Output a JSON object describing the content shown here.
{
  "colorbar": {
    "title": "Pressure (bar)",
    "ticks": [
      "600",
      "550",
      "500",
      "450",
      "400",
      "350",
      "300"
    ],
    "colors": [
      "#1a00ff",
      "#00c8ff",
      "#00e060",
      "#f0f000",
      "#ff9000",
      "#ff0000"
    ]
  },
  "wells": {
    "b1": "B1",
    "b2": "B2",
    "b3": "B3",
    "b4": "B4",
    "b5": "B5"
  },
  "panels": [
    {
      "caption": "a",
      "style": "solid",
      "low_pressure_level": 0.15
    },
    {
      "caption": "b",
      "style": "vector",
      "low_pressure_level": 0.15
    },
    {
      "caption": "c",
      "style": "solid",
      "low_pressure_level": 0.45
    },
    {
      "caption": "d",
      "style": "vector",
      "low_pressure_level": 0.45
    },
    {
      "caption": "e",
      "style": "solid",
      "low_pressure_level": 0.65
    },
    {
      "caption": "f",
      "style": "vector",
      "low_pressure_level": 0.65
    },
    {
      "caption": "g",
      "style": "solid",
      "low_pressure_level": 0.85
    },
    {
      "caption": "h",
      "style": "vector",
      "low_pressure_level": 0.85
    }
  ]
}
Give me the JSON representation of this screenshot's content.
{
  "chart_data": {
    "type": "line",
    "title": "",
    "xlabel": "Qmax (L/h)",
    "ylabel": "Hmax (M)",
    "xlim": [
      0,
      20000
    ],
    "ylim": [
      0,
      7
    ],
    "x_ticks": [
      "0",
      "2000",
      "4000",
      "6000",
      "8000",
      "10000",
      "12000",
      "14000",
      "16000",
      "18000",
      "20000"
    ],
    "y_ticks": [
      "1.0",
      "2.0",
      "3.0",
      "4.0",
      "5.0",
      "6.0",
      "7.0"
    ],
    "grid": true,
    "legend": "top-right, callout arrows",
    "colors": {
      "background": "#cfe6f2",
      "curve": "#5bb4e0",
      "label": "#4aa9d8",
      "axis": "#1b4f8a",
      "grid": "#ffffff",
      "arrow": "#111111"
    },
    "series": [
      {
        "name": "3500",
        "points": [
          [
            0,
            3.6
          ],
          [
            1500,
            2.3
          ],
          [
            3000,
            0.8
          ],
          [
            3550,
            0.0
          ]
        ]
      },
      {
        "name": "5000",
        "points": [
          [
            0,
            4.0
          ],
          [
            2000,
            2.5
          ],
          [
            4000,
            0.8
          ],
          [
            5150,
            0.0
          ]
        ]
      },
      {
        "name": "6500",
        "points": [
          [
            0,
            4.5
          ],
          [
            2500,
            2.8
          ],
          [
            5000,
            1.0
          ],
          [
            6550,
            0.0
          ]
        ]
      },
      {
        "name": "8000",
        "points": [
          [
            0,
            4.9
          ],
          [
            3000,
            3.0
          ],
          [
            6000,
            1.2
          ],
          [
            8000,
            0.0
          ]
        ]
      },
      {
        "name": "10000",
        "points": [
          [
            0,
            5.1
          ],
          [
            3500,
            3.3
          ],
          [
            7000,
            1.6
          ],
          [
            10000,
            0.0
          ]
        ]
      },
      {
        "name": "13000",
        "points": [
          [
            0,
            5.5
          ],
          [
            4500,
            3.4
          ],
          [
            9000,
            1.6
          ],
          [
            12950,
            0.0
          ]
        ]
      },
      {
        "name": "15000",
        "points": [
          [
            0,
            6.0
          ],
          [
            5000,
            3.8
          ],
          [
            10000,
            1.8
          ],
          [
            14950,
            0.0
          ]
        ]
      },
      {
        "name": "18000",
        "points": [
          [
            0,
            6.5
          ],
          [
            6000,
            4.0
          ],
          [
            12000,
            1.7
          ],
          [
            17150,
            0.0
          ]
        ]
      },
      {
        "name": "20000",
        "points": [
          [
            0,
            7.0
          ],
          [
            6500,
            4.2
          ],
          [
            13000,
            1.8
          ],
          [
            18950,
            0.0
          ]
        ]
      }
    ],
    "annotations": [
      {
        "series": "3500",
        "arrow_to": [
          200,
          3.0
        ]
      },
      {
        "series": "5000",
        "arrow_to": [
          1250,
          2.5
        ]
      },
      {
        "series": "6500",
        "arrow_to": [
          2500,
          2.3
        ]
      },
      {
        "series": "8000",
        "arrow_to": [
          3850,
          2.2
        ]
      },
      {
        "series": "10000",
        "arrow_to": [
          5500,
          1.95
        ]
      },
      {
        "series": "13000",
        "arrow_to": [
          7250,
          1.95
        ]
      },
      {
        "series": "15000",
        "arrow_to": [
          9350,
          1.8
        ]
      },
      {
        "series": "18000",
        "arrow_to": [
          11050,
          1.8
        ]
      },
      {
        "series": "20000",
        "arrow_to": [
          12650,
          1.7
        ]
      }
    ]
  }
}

····················

**Required task**
Gather up every line in the data above that contains the word "name", copying each one.

**Solution to the problem**
        "name": "3500",
        "name": "5000",
        "name": "6500",
        "name": "8000",
        "name": "10000",
        "name": "13000",
        "name": "15000",
        "name": "18000",
        "name": "20000",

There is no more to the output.